GOAL OF THE EXERCISE:
Rewrite the data from its beginning through the line containing "footer-link-contratar[interactable]: Contratar <box>639", inclusive, replacing "section-divider" with "section-separator" and leaving everything else unchanged.

GIVEN INFORMATION:

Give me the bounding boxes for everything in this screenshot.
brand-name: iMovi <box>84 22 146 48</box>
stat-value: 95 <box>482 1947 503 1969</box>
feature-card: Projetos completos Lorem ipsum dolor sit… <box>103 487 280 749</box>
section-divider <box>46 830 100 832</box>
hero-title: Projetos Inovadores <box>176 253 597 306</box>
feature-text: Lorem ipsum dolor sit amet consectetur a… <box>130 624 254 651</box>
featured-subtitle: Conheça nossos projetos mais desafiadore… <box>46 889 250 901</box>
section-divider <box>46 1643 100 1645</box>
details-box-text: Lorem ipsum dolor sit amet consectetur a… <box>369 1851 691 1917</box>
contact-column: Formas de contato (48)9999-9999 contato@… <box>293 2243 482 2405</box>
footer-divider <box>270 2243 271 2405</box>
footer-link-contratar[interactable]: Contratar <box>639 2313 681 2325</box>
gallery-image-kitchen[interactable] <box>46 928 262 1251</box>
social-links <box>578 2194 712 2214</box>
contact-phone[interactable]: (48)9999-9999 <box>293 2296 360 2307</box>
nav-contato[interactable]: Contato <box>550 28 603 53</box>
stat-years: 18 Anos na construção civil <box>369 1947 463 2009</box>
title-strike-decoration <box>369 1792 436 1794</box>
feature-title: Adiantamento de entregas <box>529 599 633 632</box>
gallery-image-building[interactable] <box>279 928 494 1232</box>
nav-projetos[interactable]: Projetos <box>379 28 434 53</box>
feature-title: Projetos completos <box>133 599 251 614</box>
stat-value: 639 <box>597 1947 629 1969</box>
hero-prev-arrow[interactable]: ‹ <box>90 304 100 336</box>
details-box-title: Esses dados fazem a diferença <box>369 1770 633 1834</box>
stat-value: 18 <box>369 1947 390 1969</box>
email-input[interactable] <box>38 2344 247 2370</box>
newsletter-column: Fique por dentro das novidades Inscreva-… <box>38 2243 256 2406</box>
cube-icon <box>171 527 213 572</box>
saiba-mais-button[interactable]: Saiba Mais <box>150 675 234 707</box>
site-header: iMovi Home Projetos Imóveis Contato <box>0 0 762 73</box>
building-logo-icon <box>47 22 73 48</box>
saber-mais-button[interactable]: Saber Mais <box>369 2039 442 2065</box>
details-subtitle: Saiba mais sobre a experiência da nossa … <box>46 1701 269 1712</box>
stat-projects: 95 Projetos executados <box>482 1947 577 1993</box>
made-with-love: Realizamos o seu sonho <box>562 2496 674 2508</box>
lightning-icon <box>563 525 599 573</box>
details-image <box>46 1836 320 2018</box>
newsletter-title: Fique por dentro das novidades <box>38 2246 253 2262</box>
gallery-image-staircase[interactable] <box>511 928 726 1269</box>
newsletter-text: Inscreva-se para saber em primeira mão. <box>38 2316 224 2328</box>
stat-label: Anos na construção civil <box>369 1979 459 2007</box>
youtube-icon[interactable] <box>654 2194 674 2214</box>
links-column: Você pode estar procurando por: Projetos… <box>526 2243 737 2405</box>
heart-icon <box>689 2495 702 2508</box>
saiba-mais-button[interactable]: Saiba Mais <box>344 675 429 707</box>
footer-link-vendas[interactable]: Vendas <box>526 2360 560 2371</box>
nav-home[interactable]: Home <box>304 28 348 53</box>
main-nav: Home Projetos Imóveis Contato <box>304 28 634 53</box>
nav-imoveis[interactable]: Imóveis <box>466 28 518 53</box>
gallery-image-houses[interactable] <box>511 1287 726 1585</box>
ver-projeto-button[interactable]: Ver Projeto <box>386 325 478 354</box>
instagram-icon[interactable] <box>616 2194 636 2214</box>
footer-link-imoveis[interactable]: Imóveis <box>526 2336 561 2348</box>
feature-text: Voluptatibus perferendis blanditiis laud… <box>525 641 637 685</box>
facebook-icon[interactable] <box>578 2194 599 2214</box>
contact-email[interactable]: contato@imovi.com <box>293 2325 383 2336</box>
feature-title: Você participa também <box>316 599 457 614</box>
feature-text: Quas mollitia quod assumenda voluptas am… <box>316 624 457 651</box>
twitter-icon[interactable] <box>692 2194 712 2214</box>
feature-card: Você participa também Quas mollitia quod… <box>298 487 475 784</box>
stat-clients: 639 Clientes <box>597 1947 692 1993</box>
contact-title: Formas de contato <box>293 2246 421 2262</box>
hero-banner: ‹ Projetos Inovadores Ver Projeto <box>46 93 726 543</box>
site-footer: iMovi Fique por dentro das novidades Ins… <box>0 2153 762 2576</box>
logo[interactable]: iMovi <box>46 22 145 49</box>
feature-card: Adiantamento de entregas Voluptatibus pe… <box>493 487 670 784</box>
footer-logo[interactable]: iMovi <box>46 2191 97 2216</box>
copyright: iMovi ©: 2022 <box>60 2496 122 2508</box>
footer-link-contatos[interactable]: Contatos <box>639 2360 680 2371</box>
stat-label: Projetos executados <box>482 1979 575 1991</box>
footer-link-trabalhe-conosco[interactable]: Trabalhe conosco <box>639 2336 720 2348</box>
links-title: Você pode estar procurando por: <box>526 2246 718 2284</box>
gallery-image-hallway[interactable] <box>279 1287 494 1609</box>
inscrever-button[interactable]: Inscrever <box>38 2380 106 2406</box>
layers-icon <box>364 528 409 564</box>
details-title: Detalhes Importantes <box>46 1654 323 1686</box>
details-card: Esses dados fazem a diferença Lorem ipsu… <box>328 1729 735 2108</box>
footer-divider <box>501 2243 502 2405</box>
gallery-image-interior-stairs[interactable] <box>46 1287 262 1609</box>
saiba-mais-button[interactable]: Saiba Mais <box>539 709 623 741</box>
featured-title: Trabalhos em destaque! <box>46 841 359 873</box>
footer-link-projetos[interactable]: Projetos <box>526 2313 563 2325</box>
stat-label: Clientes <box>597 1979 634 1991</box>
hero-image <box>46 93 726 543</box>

TASK SOLUTION:
Give me the bounding boxes for everything in this screenshot.
brand-name: iMovi <box>84 22 146 48</box>
stat-value: 95 <box>482 1947 503 1969</box>
feature-card: Projetos completos Lorem ipsum dolor sit… <box>103 487 280 749</box>
section-separator <box>46 830 100 832</box>
hero-title: Projetos Inovadores <box>176 253 597 306</box>
feature-text: Lorem ipsum dolor sit amet consectetur a… <box>130 624 254 651</box>
featured-subtitle: Conheça nossos projetos mais desafiadore… <box>46 889 250 901</box>
section-separator <box>46 1643 100 1645</box>
details-box-text: Lorem ipsum dolor sit amet consectetur a… <box>369 1851 691 1917</box>
contact-column: Formas de contato (48)9999-9999 contato@… <box>293 2243 482 2405</box>
footer-divider <box>270 2243 271 2405</box>
footer-link-contratar[interactable]: Contratar <box>639 2313 681 2325</box>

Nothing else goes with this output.